--- START Data to process ---
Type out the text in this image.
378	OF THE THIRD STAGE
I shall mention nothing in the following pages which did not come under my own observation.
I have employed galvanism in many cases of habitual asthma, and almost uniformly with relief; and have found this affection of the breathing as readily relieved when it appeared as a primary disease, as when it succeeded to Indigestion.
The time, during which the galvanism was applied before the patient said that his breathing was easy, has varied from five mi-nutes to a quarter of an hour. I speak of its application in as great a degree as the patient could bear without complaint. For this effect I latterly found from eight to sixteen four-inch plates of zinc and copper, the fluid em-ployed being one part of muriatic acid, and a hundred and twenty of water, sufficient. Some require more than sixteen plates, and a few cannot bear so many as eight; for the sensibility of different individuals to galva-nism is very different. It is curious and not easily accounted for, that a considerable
--- END Data to process ---
* Exercise brief
Write out the entries above word for word.

* Full output
Type out the text in this image.
378	OF THE THIRD STAGE
I shall mention nothing in the following pages which did not come under my own observation.
I have employed galvanism in many cases of habitual asthma, and almost uniformly with relief; and have found this affection of the breathing as readily relieved when it appeared as a primary disease, as when it succeeded to Indigestion.
The time, during which the galvanism was applied before the patient said that his breathing was easy, has varied from five mi-nutes to a quarter of an hour. I speak of its application in as great a degree as the patient could bear without complaint. For this effect I latterly found from eight to sixteen four-inch plates of zinc and copper, the fluid em-ployed being one part of muriatic acid, and a hundred and twenty of water, sufficient. Some require more than sixteen plates, and a few cannot bear so many as eight; for the sensibility of different individuals to galva-nism is very different. It is curious and not easily accounted for, that a considerable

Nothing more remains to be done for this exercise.